◆ Input rows:
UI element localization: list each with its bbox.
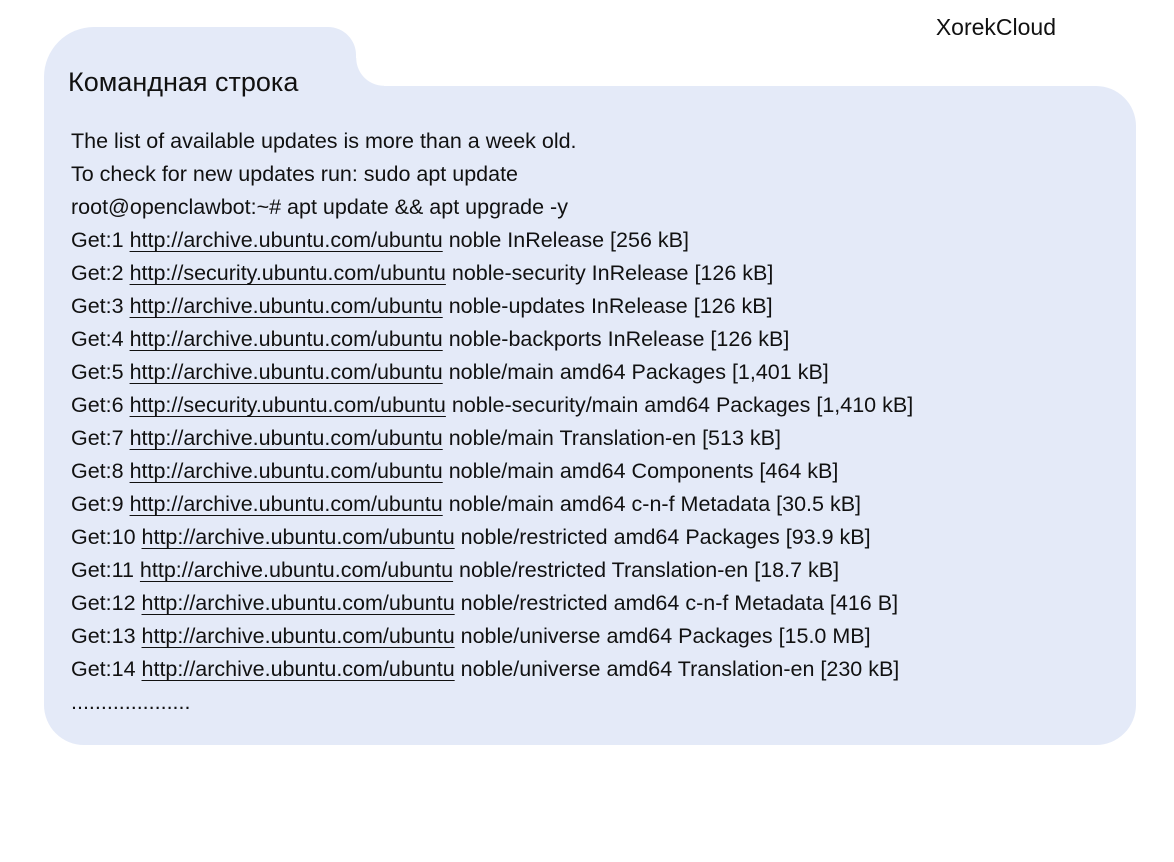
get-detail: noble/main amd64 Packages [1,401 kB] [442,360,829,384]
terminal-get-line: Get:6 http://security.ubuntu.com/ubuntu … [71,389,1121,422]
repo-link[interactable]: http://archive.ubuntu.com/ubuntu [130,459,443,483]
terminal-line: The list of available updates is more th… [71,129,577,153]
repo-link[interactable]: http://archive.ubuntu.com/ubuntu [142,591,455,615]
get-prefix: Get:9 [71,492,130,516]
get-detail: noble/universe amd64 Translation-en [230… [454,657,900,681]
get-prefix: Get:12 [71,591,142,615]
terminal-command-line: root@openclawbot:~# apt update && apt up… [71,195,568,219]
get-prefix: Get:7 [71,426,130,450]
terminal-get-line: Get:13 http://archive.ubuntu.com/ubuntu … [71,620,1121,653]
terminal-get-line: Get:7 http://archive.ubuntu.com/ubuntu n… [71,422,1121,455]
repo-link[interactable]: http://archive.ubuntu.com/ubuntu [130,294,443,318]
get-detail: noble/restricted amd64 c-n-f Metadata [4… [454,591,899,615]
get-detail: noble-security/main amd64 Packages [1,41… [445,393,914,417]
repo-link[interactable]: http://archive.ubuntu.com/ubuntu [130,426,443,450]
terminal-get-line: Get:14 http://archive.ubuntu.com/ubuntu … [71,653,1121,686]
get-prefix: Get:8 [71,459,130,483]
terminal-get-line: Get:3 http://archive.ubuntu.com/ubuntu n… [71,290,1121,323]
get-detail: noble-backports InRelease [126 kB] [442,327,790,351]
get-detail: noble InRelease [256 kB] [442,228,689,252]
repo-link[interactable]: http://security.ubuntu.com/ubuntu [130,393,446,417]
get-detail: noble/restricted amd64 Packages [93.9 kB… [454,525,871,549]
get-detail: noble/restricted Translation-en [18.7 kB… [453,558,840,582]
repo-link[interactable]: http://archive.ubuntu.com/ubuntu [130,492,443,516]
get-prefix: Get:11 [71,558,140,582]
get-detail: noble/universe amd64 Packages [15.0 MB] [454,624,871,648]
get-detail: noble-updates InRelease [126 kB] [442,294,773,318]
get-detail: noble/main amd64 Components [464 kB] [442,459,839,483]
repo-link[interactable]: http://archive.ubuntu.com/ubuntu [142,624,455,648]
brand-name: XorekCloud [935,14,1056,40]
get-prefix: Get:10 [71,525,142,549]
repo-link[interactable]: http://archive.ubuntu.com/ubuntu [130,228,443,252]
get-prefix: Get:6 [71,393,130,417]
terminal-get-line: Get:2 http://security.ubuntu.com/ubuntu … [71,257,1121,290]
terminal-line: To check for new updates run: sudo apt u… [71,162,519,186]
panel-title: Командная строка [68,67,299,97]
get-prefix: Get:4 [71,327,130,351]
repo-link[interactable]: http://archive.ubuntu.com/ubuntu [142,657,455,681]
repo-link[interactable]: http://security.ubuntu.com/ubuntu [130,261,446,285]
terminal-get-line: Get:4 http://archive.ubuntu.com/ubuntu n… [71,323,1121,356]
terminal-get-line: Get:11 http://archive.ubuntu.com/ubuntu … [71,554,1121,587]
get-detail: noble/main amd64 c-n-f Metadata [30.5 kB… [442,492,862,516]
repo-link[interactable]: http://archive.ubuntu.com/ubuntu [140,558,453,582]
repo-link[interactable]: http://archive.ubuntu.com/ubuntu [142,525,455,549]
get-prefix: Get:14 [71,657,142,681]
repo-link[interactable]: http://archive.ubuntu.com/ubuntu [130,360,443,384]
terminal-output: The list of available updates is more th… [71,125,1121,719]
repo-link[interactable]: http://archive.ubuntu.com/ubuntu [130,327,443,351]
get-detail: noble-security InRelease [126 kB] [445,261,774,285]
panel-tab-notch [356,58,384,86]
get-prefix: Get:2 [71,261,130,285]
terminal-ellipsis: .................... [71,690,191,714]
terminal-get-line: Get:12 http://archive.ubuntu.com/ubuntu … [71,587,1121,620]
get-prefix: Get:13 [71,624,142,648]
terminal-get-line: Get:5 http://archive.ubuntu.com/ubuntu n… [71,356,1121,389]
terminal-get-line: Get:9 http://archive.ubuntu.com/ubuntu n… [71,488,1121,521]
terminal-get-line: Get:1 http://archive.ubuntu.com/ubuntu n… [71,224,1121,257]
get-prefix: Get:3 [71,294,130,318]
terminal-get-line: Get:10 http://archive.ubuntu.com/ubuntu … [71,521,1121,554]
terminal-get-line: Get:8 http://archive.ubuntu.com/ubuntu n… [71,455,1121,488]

◆ Exercise details: Reproduce the material above verbatim, line for line, omitting the picture.

◆ Solution for this exercise:
UI element localization: list each with its bbox.
get-detail: noble/main amd64 Packages [1,401 kB] [442,360,829,384]
terminal-get-line: Get:6 http://security.ubuntu.com/ubuntu … [71,389,1121,422]
repo-link[interactable]: http://archive.ubuntu.com/ubuntu [130,459,443,483]
terminal-line: The list of available updates is more th… [71,129,577,153]
repo-link[interactable]: http://archive.ubuntu.com/ubuntu [142,591,455,615]
get-prefix: Get:9 [71,492,130,516]
get-detail: noble/universe amd64 Translation-en [230… [454,657,900,681]
get-prefix: Get:12 [71,591,142,615]
terminal-command-line: root@openclawbot:~# apt update && apt up… [71,195,568,219]
get-prefix: Get:7 [71,426,130,450]
terminal-get-line: Get:13 http://archive.ubuntu.com/ubuntu … [71,620,1121,653]
terminal-get-line: Get:7 http://archive.ubuntu.com/ubuntu n… [71,422,1121,455]
repo-link[interactable]: http://archive.ubuntu.com/ubuntu [130,294,443,318]
get-detail: noble/restricted amd64 c-n-f Metadata [4… [454,591,899,615]
get-detail: noble-security/main amd64 Packages [1,41… [445,393,914,417]
repo-link[interactable]: http://archive.ubuntu.com/ubuntu [130,426,443,450]
terminal-get-line: Get:14 http://archive.ubuntu.com/ubuntu … [71,653,1121,686]
get-prefix: Get:8 [71,459,130,483]
terminal-get-line: Get:3 http://archive.ubuntu.com/ubuntu n… [71,290,1121,323]
get-detail: noble-backports InRelease [126 kB] [442,327,790,351]
get-detail: noble InRelease [256 kB] [442,228,689,252]
repo-link[interactable]: http://security.ubuntu.com/ubuntu [130,393,446,417]
get-detail: noble/restricted amd64 Packages [93.9 kB… [454,525,871,549]
get-detail: noble/restricted Translation-en [18.7 kB… [453,558,840,582]
repo-link[interactable]: http://archive.ubuntu.com/ubuntu [130,492,443,516]
get-prefix: Get:11 [71,558,140,582]
get-detail: noble/universe amd64 Packages [15.0 MB] [454,624,871,648]
get-detail: noble-updates InRelease [126 kB] [442,294,773,318]
get-detail: noble/main amd64 Components [464 kB] [442,459,839,483]
repo-link[interactable]: http://archive.ubuntu.com/ubuntu [142,624,455,648]
brand-name: XorekCloud [935,14,1056,40]
get-prefix: Get:10 [71,525,142,549]
repo-link[interactable]: http://archive.ubuntu.com/ubuntu [130,228,443,252]
get-prefix: Get:6 [71,393,130,417]
terminal-get-line: Get:2 http://security.ubuntu.com/ubuntu … [71,257,1121,290]
terminal-line: To check for new updates run: sudo apt u… [71,162,519,186]
panel-title: Командная строка [68,67,299,97]
get-prefix: Get:4 [71,327,130,351]
repo-link[interactable]: http://archive.ubuntu.com/ubuntu [142,657,455,681]
repo-link[interactable]: http://security.ubuntu.com/ubuntu [130,261,446,285]
terminal-get-line: Get:4 http://archive.ubuntu.com/ubuntu n… [71,323,1121,356]
terminal-get-line: Get:11 http://archive.ubuntu.com/ubuntu … [71,554,1121,587]
get-detail: noble/main amd64 c-n-f Metadata [30.5 kB… [442,492,862,516]
repo-link[interactable]: http://archive.ubuntu.com/ubuntu [140,558,453,582]
repo-link[interactable]: http://archive.ubuntu.com/ubuntu [142,525,455,549]
get-prefix: Get:14 [71,657,142,681]
repo-link[interactable]: http://archive.ubuntu.com/ubuntu [130,360,443,384]
terminal-output: The list of available updates is more th… [71,125,1121,719]
repo-link[interactable]: http://archive.ubuntu.com/ubuntu [130,327,443,351]
get-detail: noble-security InRelease [126 kB] [445,261,774,285]
panel-tab-notch [356,58,384,86]
get-prefix: Get:2 [71,261,130,285]
terminal-ellipsis: .................... [71,690,191,714]
terminal-get-line: Get:12 http://archive.ubuntu.com/ubuntu … [71,587,1121,620]
get-prefix: Get:13 [71,624,142,648]
terminal-get-line: Get:5 http://archive.ubuntu.com/ubuntu n… [71,356,1121,389]
terminal-get-line: Get:9 http://archive.ubuntu.com/ubuntu n… [71,488,1121,521]
terminal-get-line: Get:1 http://archive.ubuntu.com/ubuntu n… [71,224,1121,257]
get-prefix: Get:3 [71,294,130,318]
terminal-get-line: Get:10 http://archive.ubuntu.com/ubuntu … [71,521,1121,554]
terminal-get-line: Get:8 http://archive.ubuntu.com/ubuntu n… [71,455,1121,488]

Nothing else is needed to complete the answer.